- Exercise goal -
Narrow the data below down to the lines containing "Europe".

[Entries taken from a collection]
□ □ □ □ □ □ □

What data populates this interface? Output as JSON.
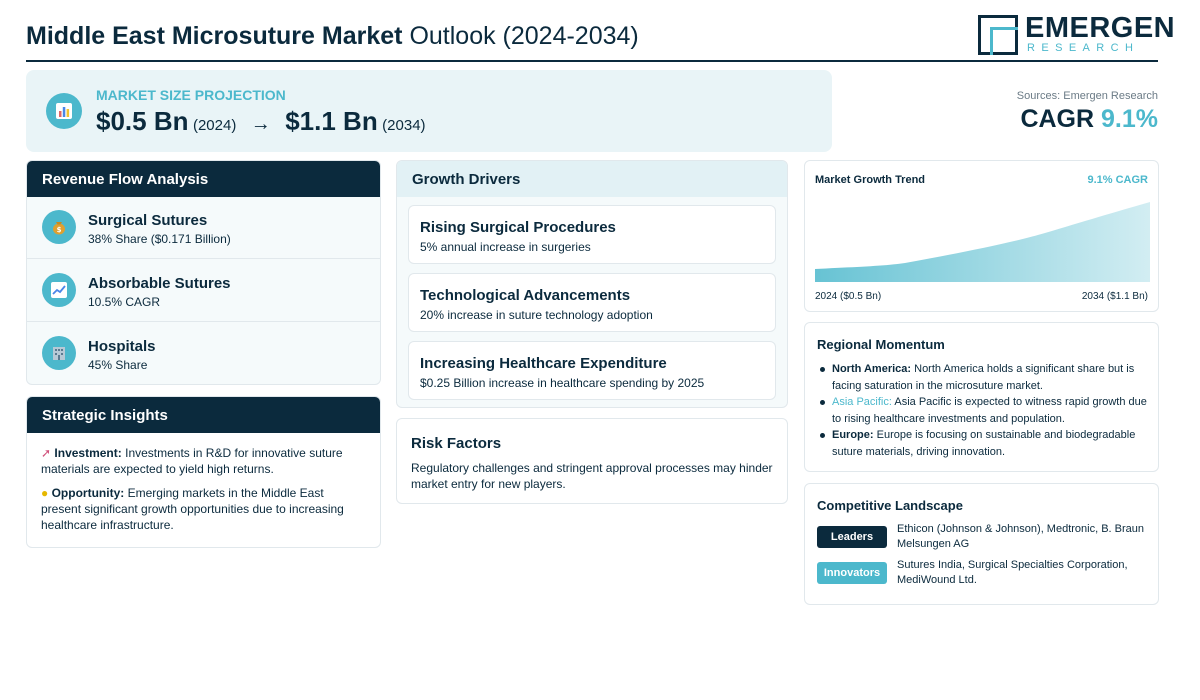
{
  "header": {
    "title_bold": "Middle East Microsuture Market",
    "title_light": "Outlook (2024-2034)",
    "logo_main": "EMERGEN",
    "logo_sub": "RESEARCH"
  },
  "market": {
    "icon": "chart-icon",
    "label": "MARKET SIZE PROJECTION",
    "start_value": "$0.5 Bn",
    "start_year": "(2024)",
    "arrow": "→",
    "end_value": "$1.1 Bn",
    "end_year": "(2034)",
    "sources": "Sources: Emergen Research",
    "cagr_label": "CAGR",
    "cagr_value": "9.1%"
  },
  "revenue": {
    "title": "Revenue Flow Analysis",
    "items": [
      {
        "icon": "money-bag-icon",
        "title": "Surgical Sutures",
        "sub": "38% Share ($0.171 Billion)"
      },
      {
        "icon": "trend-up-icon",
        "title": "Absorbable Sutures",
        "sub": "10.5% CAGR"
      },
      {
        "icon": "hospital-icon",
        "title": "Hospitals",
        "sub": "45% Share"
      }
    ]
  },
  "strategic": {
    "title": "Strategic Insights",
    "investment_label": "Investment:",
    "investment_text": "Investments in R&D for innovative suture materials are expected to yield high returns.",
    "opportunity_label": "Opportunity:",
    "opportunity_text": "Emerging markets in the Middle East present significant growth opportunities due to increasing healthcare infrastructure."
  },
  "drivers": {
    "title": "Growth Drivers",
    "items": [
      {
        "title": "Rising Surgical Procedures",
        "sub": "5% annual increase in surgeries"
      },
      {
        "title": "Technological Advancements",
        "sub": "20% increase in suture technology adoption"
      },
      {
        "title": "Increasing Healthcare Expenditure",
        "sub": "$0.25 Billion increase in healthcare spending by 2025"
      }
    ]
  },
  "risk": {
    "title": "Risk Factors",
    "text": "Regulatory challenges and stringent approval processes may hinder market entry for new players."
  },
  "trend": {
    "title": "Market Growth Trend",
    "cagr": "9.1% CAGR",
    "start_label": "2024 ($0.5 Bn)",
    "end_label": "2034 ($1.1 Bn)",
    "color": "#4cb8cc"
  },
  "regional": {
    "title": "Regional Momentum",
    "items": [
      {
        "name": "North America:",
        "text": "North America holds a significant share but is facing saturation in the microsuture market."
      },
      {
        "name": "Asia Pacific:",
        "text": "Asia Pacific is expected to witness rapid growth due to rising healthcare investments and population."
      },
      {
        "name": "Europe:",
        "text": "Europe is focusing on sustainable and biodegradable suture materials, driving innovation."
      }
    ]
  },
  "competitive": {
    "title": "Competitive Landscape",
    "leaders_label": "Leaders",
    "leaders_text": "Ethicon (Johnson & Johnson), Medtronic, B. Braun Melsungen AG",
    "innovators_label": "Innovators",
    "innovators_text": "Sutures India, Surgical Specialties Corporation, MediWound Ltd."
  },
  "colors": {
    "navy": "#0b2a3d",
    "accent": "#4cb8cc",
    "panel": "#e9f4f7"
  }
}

□ □ □ □ □ □ □

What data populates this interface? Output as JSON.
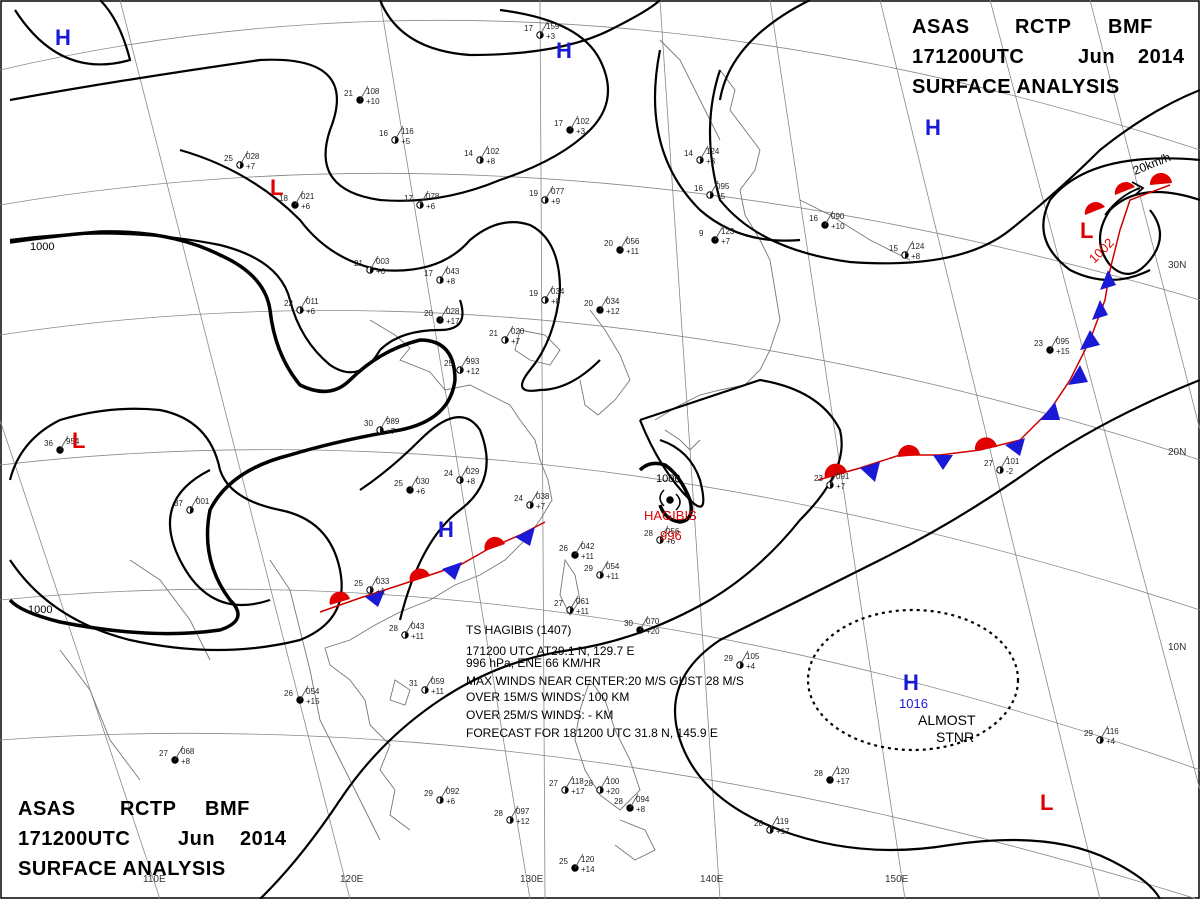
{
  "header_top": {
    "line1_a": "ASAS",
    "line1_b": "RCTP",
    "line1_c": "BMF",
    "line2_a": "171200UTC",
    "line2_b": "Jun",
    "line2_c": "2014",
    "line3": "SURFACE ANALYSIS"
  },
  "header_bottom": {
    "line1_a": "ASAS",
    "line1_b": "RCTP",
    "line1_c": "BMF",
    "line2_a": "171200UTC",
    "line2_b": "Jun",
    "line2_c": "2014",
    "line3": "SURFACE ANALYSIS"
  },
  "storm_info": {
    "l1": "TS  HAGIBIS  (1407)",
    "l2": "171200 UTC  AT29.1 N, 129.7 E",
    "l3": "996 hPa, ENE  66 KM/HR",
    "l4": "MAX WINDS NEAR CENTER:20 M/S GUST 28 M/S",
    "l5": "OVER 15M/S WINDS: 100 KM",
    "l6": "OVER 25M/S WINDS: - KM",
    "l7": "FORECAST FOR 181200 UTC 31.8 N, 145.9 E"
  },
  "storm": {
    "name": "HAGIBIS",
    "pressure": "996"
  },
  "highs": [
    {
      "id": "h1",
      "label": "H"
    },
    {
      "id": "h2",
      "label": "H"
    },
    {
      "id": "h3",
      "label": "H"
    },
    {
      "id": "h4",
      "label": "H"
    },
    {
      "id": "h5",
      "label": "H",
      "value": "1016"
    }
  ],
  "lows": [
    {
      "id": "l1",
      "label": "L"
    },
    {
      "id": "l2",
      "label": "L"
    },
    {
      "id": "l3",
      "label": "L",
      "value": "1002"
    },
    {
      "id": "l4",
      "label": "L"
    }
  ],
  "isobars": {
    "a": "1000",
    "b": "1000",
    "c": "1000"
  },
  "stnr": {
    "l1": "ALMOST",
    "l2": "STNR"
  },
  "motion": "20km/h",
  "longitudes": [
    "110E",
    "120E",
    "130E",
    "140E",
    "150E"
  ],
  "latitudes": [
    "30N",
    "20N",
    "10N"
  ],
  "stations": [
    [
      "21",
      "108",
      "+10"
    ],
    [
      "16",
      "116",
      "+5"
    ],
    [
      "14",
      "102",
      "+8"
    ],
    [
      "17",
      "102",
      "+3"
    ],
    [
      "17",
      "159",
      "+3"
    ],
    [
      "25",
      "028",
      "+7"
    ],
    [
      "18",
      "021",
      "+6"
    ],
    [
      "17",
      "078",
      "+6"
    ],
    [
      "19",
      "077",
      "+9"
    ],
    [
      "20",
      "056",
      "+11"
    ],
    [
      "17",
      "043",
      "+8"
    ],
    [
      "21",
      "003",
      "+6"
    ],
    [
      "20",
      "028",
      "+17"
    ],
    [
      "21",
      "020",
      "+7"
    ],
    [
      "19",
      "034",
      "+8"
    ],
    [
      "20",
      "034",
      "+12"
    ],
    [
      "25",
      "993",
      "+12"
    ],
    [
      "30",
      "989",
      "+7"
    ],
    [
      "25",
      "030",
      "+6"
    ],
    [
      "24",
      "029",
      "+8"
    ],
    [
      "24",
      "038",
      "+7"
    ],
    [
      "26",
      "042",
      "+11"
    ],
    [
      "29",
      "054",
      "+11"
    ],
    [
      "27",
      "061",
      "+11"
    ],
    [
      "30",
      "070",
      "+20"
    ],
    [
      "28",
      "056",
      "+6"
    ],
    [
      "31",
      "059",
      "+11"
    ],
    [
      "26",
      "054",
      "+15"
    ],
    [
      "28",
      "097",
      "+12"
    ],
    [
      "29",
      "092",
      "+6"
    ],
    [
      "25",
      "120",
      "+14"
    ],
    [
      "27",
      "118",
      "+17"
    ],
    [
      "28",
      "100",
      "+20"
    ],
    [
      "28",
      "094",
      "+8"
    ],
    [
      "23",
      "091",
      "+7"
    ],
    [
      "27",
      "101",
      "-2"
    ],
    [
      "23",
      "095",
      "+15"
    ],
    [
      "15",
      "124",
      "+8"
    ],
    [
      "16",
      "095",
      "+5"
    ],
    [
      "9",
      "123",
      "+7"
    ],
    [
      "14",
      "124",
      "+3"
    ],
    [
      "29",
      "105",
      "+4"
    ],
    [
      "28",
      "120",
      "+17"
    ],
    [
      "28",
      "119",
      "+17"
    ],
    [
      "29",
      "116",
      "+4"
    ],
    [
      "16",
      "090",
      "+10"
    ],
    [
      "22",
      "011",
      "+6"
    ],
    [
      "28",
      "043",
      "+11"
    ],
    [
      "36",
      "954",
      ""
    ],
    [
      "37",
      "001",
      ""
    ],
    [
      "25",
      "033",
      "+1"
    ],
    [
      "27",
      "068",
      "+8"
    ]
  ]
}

□ □ □ □ □ □ □

- Output for this exercise -
        "name": "Europe:",
        "text": "Europe is focusing on sustainable and biodegradable suture materials, driving innovation."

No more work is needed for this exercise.